Exercise goal: Write out all records as given; omit images.
─── Provided information ───
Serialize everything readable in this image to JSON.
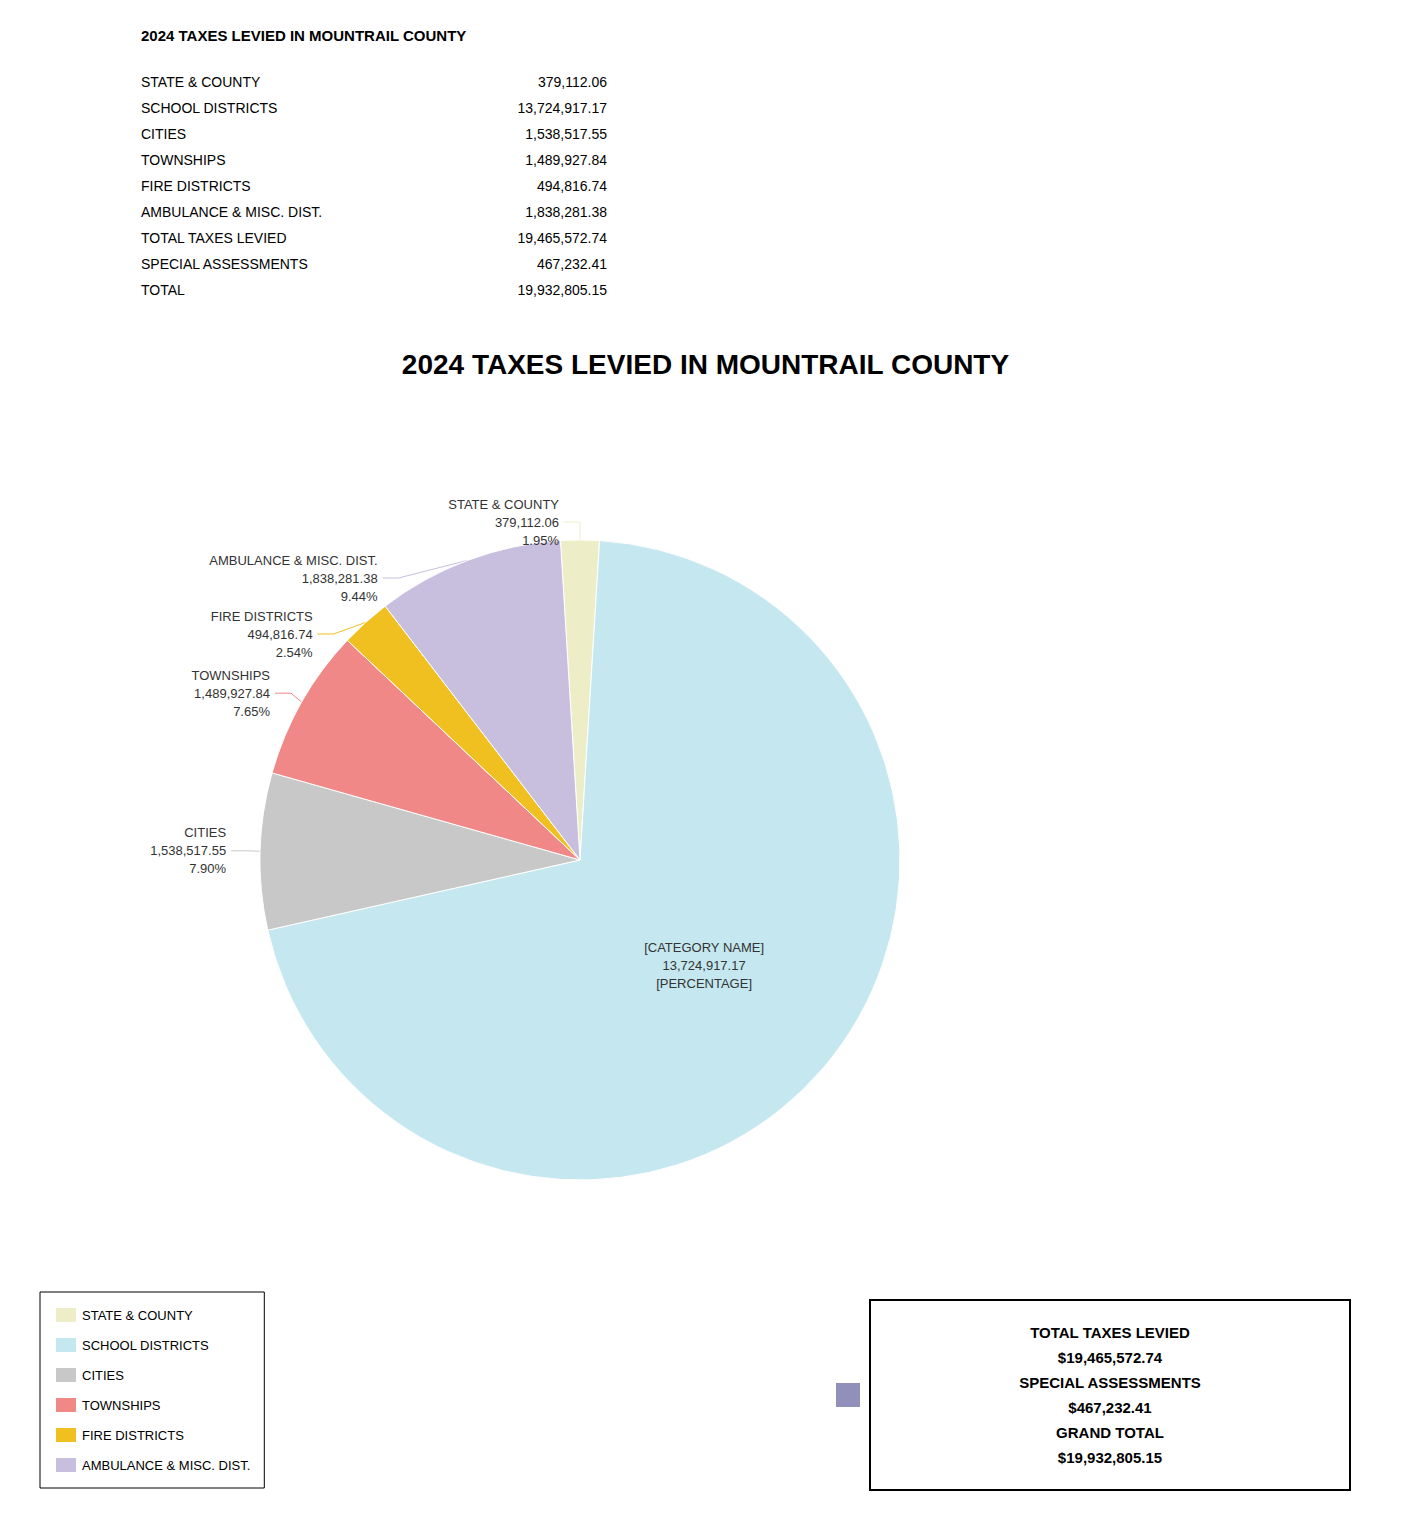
{
  "chart_data": {
    "type": "pie",
    "title": "2024 TAXES LEVIED IN MOUNTRAIL COUNTY",
    "categories": [
      "STATE & COUNTY",
      "SCHOOL DISTRICTS",
      "CITIES",
      "TOWNSHIPS",
      "FIRE DISTRICTS",
      "AMBULANCE & MISC. DIST."
    ],
    "values": [
      379112.06,
      13724917.17,
      1538517.55,
      1489927.84,
      494816.74,
      1838281.38
    ],
    "value_labels": [
      "STATE & COUNTY\n379,112.06\n1.95%",
      "[CATEGORY NAME]\n13,724,917.17\n[PERCENTAGE]",
      "CITIES\n1,538,517.55\n7.90%",
      "TOWNSHIPS\n1,489,927.84\n7.65%",
      "FIRE DISTRICTS\n494,816.74\n2.54%",
      "AMBULANCE & MISC. DIST.\n1,838,281.38\n9.44%"
    ],
    "colors": [
      "#ededc8",
      "#c5e8f0",
      "#c8c8c8",
      "#f08888",
      "#f0c020",
      "#c8bedd"
    ],
    "data_labels": true,
    "legend": "lower left",
    "table": {
      "title": "2024 TAXES LEVIED IN MOUNTRAIL COUNTY",
      "rows": [
        [
          "STATE & COUNTY",
          "379,112.06"
        ],
        [
          "SCHOOL DISTRICTS",
          "13,724,917.17"
        ],
        [
          "CITIES",
          "1,538,517.55"
        ],
        [
          "TOWNSHIPS",
          "1,489,927.84"
        ],
        [
          "FIRE DISTRICTS",
          "494,816.74"
        ],
        [
          "AMBULANCE & MISC. DIST.",
          "1,838,281.38"
        ],
        [
          "TOTAL TAXES LEVIED",
          "19,465,572.74"
        ],
        [
          "SPECIAL ASSESSMENTS",
          "467,232.41"
        ],
        [
          "TOTAL",
          "19,932,805.15"
        ]
      ]
    },
    "summary": {
      "lines": [
        "TOTAL TAXES LEVIED",
        "$19,465,572.74",
        "SPECIAL ASSESSMENTS",
        "$467,232.41",
        "GRAND TOTAL",
        "$19,932,805.15"
      ],
      "color": "#9090bb"
    }
  }
}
───
Solved problem:
Serialize everything readable in this image to JSON.
{
  "chart_data": {
    "type": "pie",
    "title": "2024 TAXES LEVIED IN MOUNTRAIL COUNTY",
    "categories": [
      "STATE & COUNTY",
      "SCHOOL DISTRICTS",
      "CITIES",
      "TOWNSHIPS",
      "FIRE DISTRICTS",
      "AMBULANCE & MISC. DIST."
    ],
    "values": [
      379112.06,
      13724917.17,
      1538517.55,
      1489927.84,
      494816.74,
      1838281.38
    ],
    "value_labels": [
      "STATE & COUNTY\n379,112.06\n1.95%",
      "[CATEGORY NAME]\n13,724,917.17\n[PERCENTAGE]",
      "CITIES\n1,538,517.55\n7.90%",
      "TOWNSHIPS\n1,489,927.84\n7.65%",
      "FIRE DISTRICTS\n494,816.74\n2.54%",
      "AMBULANCE & MISC. DIST.\n1,838,281.38\n9.44%"
    ],
    "colors": [
      "#ededc8",
      "#c5e8f0",
      "#c8c8c8",
      "#f08888",
      "#f0c020",
      "#c8bedd"
    ],
    "data_labels": true,
    "legend": "lower left",
    "table": {
      "title": "2024 TAXES LEVIED IN MOUNTRAIL COUNTY",
      "rows": [
        [
          "STATE & COUNTY",
          "379,112.06"
        ],
        [
          "SCHOOL DISTRICTS",
          "13,724,917.17"
        ],
        [
          "CITIES",
          "1,538,517.55"
        ],
        [
          "TOWNSHIPS",
          "1,489,927.84"
        ],
        [
          "FIRE DISTRICTS",
          "494,816.74"
        ],
        [
          "AMBULANCE & MISC. DIST.",
          "1,838,281.38"
        ],
        [
          "TOTAL TAXES LEVIED",
          "19,465,572.74"
        ],
        [
          "SPECIAL ASSESSMENTS",
          "467,232.41"
        ],
        [
          "TOTAL",
          "19,932,805.15"
        ]
      ]
    },
    "summary": {
      "lines": [
        "TOTAL TAXES LEVIED",
        "$19,465,572.74",
        "SPECIAL ASSESSMENTS",
        "$467,232.41",
        "GRAND TOTAL",
        "$19,932,805.15"
      ],
      "color": "#9090bb"
    }
  }
}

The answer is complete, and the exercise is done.